⟨

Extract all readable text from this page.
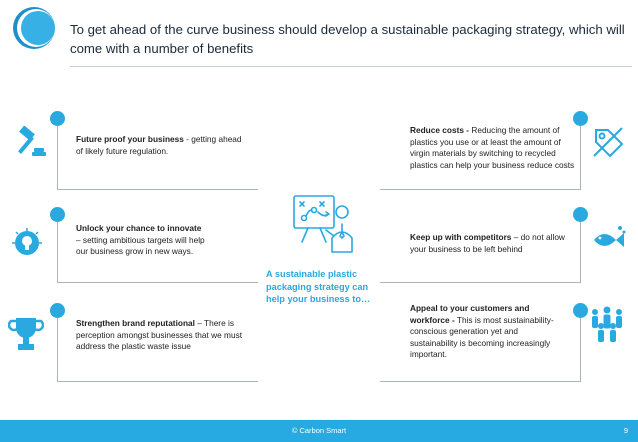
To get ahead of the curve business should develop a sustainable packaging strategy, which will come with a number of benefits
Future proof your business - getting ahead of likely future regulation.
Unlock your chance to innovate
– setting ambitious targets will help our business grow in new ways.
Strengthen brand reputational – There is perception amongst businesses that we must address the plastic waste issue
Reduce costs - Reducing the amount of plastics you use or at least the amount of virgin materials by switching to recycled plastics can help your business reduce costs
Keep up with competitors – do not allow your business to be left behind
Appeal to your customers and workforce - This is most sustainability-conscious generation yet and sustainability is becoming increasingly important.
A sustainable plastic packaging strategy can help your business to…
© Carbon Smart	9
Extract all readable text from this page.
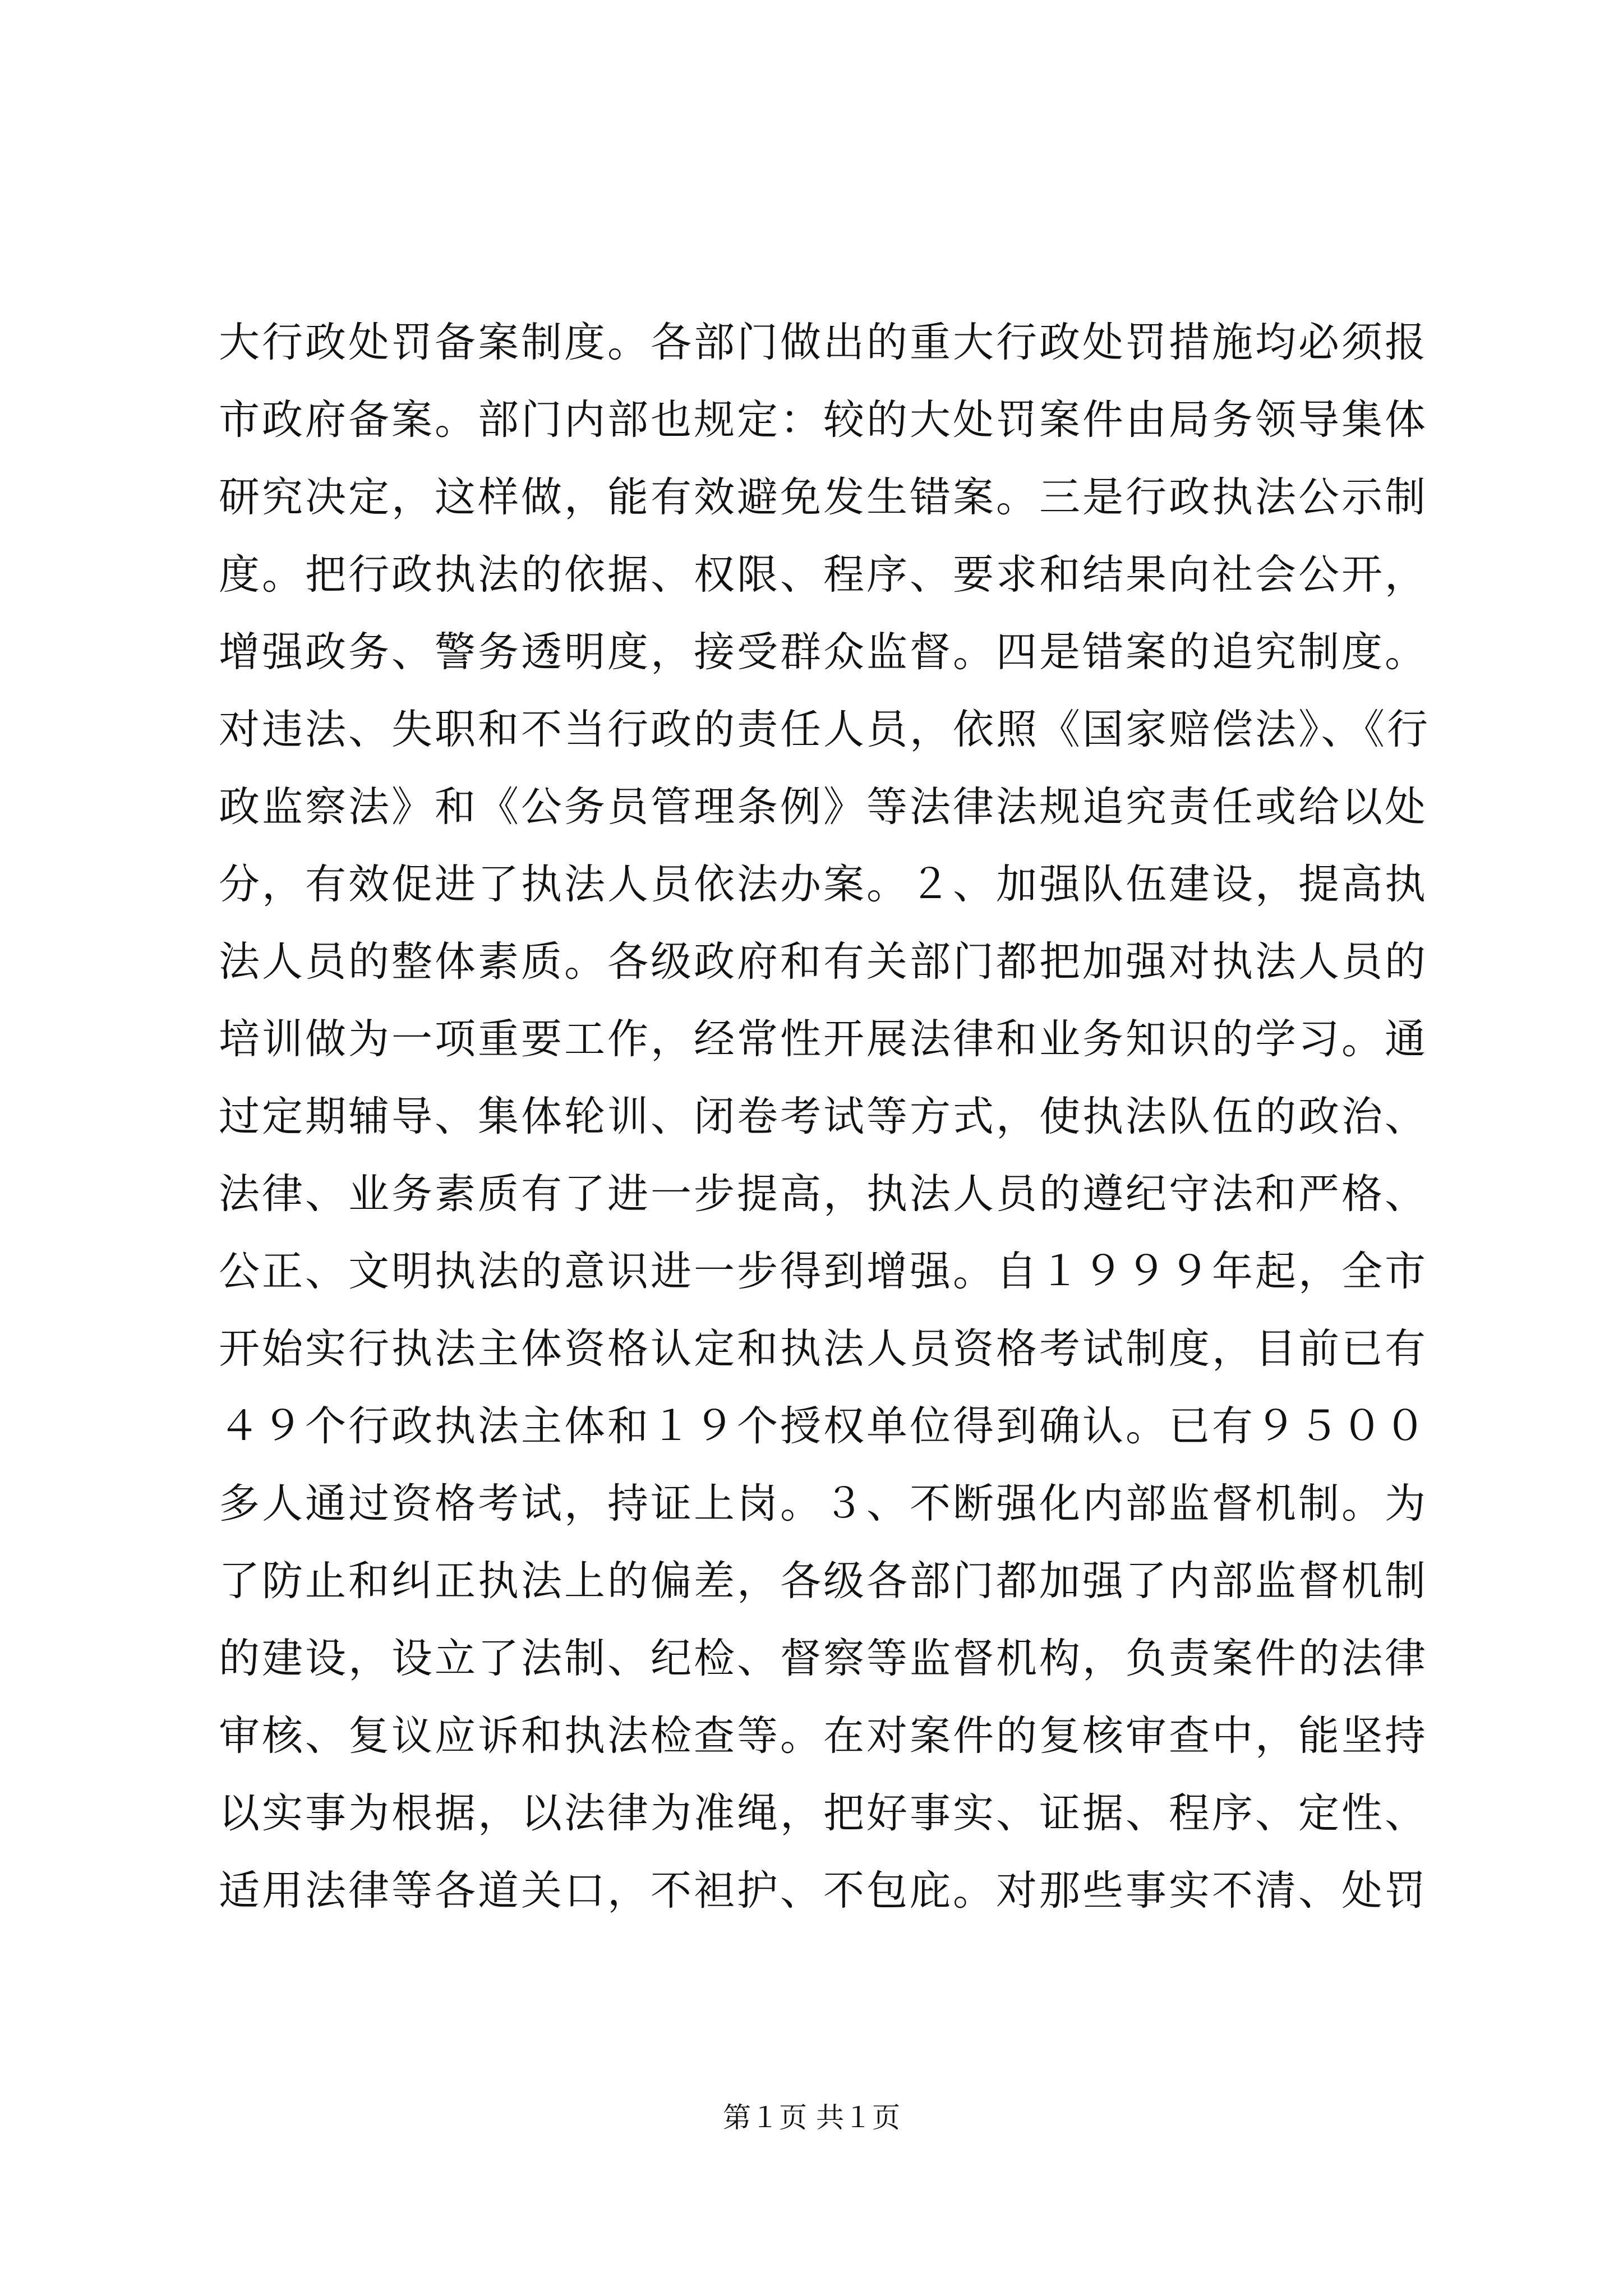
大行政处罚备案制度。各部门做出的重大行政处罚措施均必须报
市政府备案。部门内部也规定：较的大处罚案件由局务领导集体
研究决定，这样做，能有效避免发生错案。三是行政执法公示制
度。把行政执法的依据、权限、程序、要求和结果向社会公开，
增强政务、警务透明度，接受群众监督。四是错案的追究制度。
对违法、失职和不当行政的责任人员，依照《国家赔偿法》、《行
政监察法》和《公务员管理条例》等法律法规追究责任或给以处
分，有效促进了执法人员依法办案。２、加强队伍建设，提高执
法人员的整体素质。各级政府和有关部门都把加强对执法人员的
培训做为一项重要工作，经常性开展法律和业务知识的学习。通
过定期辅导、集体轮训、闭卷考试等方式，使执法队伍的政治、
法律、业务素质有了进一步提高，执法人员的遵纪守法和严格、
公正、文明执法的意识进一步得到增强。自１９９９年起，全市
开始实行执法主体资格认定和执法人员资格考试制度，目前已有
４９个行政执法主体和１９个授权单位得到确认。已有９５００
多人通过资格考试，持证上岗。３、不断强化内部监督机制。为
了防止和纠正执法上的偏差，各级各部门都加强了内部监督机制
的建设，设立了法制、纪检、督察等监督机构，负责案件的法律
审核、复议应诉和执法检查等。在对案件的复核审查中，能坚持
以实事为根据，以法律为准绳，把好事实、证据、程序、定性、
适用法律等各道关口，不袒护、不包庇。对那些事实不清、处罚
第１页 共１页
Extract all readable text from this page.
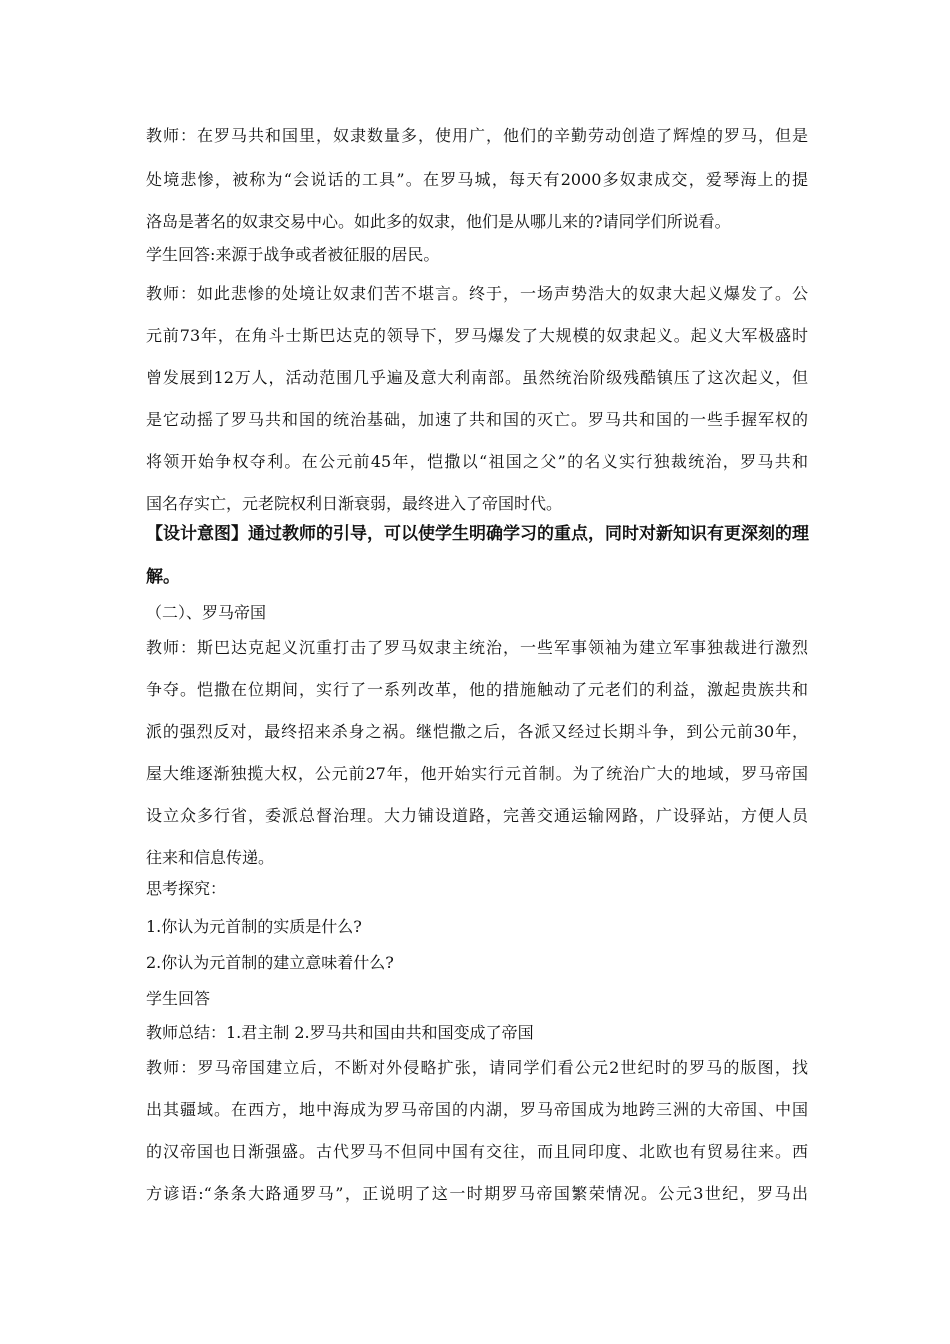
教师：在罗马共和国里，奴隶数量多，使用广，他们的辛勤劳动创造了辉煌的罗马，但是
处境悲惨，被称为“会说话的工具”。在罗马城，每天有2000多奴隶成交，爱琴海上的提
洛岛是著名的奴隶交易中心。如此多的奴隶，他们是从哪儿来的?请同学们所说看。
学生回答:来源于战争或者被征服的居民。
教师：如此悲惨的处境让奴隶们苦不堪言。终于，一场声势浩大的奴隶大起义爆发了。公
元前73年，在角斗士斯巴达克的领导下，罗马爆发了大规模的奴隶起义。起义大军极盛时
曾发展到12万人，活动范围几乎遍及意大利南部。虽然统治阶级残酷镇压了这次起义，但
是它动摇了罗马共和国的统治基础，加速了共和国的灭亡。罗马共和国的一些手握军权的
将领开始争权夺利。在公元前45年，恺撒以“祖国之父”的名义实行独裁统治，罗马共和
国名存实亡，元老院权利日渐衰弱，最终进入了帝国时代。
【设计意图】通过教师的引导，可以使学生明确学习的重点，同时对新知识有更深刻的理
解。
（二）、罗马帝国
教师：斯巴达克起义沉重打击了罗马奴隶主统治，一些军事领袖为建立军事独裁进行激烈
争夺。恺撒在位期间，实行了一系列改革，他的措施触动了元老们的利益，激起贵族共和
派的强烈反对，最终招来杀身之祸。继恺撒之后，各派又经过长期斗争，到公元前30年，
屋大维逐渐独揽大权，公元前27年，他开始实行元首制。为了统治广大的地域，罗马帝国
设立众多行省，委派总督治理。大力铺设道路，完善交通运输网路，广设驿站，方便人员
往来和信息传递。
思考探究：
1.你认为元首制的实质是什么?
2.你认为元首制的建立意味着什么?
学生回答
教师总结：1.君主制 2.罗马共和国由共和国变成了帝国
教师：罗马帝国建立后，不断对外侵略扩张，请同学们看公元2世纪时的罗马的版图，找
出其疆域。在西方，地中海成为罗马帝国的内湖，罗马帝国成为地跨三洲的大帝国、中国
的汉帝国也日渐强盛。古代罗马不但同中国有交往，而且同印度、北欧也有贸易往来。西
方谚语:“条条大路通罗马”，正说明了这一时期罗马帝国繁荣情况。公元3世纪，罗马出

⟩

Given task
In the records above, find each line that holds the word "sustainable"; copy all such lines.

Output
To get ahead of the curve business should develop a sustainable packaging strategy, which will come with a number of benefits
A sustainable plastic packaging strategy can help your business to…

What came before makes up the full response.